# What is expected:
Look through the listing for the word "Kumulativno". Copy each line that has it.

Records contained in a dataset:

________

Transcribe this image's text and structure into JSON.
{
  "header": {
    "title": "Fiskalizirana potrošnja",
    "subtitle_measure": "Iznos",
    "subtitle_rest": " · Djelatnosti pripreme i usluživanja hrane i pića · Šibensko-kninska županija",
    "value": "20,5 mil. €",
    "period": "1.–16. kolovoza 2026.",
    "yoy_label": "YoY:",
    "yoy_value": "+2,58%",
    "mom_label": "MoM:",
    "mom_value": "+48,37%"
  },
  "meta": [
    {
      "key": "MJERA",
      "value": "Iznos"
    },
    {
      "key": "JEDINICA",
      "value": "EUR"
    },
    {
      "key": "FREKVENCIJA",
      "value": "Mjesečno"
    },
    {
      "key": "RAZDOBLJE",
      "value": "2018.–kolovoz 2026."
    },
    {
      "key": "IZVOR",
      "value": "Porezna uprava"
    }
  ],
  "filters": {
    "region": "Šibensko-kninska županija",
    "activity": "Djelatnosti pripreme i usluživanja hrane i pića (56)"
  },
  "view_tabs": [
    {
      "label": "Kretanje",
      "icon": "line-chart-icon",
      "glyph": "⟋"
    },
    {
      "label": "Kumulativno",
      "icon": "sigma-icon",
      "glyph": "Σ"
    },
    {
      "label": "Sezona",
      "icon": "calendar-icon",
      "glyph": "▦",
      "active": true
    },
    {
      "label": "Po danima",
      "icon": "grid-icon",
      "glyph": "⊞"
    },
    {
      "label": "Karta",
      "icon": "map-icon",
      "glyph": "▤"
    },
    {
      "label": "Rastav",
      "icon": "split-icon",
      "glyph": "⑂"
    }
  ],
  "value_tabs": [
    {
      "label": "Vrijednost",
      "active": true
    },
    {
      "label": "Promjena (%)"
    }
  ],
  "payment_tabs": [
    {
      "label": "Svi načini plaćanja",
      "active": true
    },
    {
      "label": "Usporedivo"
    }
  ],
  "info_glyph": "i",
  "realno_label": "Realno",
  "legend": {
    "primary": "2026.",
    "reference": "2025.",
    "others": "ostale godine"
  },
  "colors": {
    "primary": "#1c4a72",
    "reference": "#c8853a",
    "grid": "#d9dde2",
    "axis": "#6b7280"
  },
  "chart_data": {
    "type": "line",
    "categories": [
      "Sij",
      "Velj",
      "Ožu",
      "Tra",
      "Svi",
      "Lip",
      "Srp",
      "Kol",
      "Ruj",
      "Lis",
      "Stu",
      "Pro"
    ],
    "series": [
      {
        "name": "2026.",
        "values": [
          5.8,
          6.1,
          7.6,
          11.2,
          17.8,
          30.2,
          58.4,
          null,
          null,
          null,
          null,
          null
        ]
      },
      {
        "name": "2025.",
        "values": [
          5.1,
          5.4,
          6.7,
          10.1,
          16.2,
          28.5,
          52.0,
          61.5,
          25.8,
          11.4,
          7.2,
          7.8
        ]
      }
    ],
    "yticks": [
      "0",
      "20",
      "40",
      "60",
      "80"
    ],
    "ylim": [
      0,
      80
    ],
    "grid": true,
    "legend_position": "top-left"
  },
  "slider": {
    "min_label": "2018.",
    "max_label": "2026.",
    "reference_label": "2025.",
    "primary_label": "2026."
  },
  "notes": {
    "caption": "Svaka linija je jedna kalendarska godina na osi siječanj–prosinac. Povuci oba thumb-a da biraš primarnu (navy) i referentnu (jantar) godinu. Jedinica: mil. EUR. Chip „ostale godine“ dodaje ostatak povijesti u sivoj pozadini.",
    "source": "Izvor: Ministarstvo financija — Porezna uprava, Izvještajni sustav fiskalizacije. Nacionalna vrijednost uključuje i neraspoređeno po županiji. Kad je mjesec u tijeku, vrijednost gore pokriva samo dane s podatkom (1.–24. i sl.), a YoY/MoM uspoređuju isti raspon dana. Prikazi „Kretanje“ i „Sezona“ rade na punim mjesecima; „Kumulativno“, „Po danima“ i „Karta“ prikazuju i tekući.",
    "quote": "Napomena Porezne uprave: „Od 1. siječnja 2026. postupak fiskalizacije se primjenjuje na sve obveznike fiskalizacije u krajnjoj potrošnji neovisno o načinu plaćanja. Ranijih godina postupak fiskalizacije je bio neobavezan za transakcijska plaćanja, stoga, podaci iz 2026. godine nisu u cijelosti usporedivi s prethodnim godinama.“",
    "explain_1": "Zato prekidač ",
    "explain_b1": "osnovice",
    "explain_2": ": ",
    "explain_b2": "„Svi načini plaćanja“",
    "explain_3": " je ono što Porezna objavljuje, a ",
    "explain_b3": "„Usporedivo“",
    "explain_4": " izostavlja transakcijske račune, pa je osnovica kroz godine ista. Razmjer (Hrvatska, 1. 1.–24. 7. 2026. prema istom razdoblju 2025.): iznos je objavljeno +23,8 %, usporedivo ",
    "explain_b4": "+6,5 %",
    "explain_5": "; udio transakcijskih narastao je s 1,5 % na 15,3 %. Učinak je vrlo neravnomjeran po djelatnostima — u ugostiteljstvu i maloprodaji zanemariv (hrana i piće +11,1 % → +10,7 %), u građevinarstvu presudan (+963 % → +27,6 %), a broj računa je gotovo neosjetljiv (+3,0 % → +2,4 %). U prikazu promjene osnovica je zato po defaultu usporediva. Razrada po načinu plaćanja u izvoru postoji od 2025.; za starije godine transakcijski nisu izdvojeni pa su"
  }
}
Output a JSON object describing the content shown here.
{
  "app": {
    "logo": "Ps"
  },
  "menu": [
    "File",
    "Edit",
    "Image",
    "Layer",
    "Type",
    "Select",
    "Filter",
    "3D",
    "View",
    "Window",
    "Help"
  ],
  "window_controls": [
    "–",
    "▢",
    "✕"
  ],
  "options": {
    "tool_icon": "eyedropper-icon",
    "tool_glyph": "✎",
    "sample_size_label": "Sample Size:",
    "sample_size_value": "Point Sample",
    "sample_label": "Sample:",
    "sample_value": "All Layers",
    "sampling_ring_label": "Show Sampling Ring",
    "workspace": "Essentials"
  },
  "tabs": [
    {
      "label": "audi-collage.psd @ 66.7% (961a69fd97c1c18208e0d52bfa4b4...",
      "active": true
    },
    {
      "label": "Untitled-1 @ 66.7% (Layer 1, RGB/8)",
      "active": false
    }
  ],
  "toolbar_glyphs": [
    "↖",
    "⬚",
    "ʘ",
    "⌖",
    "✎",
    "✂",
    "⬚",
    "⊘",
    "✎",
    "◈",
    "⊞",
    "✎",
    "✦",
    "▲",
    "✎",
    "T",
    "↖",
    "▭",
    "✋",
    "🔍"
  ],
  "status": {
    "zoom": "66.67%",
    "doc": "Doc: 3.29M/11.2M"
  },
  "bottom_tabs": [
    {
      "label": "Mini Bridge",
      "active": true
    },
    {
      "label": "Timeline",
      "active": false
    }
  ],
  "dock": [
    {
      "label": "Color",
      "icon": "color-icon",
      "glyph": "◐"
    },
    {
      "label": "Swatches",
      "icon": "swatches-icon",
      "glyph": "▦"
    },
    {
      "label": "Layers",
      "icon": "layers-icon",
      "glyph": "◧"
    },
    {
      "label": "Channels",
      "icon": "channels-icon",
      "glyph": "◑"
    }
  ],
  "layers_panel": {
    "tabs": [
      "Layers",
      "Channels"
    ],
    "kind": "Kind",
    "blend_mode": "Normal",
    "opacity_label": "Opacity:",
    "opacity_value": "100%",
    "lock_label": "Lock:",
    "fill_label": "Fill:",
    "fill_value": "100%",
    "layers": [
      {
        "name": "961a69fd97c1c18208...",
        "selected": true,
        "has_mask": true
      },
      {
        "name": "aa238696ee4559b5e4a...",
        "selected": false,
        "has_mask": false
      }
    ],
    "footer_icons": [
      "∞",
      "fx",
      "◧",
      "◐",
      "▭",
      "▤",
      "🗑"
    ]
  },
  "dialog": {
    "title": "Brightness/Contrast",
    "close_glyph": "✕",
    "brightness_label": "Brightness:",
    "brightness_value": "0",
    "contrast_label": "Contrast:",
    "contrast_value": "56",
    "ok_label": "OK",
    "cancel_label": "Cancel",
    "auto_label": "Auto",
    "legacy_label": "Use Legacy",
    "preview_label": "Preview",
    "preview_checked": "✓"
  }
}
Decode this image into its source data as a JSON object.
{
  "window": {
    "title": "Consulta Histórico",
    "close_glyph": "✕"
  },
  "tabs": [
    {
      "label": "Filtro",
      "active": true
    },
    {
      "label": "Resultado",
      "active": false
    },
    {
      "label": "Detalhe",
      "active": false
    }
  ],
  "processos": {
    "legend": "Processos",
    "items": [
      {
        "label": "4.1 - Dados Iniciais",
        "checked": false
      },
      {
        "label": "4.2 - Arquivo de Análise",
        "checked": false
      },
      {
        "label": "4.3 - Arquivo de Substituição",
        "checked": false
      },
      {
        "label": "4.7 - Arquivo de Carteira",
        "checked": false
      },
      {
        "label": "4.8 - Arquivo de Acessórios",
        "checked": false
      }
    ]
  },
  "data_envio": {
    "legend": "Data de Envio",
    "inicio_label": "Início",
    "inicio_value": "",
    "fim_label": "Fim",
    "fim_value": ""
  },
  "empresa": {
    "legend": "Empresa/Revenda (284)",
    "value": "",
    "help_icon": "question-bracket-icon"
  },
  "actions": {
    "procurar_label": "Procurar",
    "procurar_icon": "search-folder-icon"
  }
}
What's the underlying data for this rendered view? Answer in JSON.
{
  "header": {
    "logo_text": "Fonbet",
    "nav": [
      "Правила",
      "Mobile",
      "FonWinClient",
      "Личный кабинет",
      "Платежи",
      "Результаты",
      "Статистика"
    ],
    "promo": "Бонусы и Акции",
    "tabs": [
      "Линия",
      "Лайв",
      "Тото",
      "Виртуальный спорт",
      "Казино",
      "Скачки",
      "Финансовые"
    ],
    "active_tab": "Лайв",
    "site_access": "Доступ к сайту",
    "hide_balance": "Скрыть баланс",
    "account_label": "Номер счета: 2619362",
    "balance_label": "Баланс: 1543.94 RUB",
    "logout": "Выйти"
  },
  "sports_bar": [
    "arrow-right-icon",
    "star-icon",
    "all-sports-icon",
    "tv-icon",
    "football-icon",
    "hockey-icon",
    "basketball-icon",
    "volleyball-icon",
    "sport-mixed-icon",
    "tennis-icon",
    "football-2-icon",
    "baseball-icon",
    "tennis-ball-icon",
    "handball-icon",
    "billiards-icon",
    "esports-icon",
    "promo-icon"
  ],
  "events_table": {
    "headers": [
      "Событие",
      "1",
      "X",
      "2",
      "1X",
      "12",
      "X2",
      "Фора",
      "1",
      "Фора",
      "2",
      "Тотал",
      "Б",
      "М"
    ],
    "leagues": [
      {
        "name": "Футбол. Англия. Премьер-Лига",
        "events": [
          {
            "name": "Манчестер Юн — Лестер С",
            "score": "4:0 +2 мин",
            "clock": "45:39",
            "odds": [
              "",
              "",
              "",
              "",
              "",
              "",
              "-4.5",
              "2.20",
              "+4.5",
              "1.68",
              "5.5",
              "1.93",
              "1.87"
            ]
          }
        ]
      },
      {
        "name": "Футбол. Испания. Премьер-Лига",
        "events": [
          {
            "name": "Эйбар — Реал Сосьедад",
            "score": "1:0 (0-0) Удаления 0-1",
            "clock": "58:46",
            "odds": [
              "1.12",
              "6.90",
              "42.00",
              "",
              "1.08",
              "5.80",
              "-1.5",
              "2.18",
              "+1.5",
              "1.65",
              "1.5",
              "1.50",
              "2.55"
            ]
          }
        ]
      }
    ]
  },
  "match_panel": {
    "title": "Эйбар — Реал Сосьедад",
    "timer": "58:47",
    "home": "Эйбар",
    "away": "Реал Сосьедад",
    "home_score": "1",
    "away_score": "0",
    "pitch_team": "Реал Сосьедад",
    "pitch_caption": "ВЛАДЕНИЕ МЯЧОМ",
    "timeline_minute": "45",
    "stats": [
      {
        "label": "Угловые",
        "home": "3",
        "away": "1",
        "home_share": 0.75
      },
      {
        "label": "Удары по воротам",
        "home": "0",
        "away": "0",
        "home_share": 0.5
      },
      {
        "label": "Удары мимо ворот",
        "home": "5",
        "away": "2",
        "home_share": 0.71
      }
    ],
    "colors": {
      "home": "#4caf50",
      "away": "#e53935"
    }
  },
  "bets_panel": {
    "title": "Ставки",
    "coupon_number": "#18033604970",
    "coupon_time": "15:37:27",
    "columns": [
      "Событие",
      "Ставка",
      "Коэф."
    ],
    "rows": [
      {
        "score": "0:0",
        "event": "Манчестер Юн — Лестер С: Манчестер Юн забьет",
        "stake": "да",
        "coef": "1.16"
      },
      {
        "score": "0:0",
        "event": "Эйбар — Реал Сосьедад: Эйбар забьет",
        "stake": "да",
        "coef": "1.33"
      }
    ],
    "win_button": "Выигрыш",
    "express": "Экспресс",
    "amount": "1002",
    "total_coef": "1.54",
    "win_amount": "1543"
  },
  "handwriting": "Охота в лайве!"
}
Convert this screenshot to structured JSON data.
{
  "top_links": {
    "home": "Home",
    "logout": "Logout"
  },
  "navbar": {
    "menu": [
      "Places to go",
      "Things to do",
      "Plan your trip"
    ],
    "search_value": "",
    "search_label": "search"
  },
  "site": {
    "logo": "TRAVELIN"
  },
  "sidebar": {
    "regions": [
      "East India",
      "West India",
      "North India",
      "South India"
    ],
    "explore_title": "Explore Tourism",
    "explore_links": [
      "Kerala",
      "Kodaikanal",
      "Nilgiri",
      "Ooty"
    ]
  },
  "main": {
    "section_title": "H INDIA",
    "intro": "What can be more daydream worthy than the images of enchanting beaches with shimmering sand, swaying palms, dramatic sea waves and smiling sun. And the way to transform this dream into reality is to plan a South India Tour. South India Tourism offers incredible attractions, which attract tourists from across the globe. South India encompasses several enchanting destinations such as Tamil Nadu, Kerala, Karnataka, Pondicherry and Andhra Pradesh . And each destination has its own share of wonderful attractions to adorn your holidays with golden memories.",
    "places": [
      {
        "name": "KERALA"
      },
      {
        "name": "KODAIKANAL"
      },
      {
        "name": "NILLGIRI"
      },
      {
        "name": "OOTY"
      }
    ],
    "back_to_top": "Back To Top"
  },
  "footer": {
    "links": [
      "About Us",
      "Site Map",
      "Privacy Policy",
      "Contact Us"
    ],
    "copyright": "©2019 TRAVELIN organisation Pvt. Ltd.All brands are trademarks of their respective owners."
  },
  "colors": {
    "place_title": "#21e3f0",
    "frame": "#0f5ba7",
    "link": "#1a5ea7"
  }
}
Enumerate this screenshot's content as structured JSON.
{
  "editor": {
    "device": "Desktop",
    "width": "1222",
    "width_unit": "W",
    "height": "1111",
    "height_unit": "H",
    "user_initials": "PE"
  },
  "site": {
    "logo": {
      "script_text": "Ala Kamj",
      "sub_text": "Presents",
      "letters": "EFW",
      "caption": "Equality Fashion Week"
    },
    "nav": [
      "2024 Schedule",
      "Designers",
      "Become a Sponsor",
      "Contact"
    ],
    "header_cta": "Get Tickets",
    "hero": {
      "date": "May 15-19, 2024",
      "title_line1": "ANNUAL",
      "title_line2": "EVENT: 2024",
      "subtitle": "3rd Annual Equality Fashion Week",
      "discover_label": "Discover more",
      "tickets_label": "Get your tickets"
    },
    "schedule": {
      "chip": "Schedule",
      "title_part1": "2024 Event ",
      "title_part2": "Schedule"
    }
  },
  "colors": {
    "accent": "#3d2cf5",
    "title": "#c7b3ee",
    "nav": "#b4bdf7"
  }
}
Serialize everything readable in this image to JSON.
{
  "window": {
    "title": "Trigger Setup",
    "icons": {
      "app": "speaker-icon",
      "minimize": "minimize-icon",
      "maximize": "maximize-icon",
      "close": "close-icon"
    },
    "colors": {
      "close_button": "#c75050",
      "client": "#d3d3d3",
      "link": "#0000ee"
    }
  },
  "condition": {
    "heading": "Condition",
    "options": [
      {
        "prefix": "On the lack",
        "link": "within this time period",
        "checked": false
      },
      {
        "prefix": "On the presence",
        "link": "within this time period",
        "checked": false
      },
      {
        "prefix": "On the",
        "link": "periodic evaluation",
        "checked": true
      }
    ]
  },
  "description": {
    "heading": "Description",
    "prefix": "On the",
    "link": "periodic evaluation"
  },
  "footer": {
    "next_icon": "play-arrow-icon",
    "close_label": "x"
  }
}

________

# Response to this exercise:
      "label": "Kumulativno",
    "source": "Izvor: Ministarstvo financija — Porezna uprava, Izvještajni sustav fiskalizacije. Nacionalna vrijednost uključuje i neraspoređeno po županiji. Kad je mjesec u tijeku, vrijednost gore pokriva samo dane s podatkom (1.–24. i sl.), a YoY/MoM uspoređuju isti raspon dana. Prikazi „Kretanje“ i „Sezona“ rade na punim mjesecima; „Kumulativno“, „Po danima“ i „Karta“ prikazuju i tekući.",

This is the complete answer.